[Directions for this task]: Below are the entries; state how many of their lines contain the string "Kaliteli", and nothing more.

[Data lines]:
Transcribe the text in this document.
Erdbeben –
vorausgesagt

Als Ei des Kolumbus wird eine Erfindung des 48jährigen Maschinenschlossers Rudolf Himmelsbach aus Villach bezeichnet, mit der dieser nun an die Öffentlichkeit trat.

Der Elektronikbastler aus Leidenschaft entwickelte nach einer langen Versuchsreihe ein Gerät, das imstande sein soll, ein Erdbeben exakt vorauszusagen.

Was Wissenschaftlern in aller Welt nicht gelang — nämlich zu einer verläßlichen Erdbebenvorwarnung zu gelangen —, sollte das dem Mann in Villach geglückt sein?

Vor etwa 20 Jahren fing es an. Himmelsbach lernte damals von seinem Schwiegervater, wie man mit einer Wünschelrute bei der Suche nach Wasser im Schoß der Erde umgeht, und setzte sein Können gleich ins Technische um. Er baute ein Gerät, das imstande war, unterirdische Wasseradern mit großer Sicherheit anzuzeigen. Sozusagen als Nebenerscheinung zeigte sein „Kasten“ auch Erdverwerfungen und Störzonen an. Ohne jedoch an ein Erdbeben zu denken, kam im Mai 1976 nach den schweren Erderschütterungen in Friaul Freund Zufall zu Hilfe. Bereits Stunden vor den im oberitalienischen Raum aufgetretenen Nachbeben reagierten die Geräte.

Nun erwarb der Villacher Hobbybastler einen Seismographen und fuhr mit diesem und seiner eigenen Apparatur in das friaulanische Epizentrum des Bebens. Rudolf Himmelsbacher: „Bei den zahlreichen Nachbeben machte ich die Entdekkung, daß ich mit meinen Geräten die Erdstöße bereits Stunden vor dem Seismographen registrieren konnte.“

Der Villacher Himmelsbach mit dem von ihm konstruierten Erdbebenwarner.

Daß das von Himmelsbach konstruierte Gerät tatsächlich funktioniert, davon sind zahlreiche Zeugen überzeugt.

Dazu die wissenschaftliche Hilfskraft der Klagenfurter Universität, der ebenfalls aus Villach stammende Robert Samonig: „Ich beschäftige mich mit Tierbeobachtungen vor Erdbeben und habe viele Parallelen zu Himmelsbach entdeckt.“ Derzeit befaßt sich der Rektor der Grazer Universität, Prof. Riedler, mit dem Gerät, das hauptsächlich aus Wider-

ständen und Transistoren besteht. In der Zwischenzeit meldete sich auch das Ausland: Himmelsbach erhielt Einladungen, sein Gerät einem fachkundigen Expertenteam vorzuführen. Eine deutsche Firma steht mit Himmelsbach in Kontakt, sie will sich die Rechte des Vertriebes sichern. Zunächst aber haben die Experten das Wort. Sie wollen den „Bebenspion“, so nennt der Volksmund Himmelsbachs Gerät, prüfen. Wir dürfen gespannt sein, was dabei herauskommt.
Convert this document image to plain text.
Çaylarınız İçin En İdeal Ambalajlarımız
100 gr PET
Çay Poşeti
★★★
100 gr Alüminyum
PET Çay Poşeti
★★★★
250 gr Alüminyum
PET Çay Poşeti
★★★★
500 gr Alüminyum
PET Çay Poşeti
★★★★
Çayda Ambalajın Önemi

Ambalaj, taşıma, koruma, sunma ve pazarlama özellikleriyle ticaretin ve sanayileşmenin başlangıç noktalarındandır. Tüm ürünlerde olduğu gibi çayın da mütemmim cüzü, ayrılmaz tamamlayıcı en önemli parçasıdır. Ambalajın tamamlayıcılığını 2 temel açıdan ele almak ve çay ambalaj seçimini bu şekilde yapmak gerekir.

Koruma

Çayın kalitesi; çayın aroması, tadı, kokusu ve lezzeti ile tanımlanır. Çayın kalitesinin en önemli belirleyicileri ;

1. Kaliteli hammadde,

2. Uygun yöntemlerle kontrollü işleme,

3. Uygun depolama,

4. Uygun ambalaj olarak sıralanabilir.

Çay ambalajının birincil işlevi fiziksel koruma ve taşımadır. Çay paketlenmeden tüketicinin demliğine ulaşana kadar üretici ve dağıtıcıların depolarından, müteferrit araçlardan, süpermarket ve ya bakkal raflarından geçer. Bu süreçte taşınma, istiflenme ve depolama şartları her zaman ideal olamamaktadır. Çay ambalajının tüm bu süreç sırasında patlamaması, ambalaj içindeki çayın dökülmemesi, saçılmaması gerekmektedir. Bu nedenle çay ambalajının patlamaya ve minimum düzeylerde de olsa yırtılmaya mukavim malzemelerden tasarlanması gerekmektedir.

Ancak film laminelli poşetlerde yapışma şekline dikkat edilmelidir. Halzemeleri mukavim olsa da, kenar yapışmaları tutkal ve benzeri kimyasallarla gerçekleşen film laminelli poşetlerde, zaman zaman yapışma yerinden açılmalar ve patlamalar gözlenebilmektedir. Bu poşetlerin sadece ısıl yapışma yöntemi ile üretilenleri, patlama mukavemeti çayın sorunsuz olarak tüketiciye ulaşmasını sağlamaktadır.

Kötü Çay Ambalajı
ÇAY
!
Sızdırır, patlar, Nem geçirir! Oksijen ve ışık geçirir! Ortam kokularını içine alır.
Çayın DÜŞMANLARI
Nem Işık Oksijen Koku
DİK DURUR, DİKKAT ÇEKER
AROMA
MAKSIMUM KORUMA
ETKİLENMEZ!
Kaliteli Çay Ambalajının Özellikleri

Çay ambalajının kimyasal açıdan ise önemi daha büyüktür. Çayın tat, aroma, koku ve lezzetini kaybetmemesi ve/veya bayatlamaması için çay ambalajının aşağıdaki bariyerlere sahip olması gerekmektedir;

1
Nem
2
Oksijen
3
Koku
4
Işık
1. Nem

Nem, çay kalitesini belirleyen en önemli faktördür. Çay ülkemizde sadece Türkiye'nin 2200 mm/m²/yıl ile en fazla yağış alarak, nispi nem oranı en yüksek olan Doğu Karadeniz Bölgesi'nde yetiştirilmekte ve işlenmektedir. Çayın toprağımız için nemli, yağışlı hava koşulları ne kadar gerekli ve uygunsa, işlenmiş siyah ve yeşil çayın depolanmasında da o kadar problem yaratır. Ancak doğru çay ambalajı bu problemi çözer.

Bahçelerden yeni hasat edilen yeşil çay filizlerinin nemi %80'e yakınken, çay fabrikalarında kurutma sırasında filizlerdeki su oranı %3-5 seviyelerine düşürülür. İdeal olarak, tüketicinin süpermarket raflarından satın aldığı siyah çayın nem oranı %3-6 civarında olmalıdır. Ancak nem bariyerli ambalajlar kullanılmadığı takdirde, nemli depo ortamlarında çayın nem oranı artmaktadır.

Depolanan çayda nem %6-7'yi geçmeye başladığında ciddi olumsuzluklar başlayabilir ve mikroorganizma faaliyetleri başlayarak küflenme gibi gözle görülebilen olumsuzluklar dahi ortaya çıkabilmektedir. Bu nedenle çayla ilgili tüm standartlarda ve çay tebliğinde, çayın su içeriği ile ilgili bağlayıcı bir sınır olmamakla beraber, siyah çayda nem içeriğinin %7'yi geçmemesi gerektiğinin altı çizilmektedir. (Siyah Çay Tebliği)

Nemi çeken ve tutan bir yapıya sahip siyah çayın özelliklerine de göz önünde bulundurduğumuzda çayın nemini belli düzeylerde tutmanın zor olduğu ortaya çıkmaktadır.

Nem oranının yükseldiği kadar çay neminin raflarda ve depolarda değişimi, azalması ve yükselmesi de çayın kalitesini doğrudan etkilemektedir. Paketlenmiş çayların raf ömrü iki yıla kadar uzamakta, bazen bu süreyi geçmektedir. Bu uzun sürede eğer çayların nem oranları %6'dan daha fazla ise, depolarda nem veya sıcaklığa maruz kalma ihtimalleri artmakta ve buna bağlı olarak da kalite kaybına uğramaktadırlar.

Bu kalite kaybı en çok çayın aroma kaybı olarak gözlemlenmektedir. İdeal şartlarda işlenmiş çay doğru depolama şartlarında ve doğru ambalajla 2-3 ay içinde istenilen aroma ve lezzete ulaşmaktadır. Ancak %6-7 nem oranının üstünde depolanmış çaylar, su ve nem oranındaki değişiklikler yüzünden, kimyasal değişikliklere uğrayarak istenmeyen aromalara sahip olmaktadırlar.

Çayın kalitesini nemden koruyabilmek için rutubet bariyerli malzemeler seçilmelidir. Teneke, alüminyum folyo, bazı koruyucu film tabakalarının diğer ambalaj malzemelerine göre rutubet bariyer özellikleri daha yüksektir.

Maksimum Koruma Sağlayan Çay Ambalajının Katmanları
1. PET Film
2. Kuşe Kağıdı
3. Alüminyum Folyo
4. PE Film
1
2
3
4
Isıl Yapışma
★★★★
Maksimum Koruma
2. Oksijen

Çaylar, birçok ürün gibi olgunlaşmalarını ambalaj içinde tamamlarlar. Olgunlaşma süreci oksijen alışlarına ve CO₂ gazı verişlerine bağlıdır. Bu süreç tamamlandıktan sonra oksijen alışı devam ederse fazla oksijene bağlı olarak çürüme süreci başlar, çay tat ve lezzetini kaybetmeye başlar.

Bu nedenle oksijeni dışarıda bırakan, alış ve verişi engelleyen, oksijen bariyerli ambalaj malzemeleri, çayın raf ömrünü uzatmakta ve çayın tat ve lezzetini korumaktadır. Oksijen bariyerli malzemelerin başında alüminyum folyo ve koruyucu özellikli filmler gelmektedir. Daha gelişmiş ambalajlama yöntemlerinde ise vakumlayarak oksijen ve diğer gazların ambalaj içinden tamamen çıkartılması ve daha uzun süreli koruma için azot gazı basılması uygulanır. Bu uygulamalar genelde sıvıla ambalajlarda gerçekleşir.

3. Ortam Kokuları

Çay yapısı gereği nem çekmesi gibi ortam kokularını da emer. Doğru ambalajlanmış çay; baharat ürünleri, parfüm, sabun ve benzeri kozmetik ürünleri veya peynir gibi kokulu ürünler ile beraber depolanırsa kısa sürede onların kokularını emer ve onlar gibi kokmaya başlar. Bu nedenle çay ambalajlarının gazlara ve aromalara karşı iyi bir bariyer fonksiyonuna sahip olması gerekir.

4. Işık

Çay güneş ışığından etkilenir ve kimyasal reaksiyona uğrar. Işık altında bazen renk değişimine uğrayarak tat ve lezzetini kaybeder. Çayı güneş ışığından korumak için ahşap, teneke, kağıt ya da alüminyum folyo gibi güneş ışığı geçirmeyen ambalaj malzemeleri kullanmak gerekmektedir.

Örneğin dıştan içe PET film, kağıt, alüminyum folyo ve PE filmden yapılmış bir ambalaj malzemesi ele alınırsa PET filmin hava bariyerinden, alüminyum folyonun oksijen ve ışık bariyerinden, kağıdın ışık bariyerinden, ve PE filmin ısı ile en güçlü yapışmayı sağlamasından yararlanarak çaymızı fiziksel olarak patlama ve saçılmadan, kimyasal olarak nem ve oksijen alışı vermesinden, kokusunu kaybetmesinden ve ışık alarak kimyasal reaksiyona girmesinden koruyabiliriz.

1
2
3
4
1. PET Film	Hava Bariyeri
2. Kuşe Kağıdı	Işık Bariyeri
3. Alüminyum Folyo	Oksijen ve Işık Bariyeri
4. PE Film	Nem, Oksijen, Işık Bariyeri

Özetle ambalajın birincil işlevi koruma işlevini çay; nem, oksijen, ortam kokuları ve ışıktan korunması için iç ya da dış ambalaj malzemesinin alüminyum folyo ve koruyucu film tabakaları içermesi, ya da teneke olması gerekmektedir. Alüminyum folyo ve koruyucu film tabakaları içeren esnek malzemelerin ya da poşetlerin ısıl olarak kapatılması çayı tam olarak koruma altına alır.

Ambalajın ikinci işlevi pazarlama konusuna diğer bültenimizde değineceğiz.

[Complete response]: 2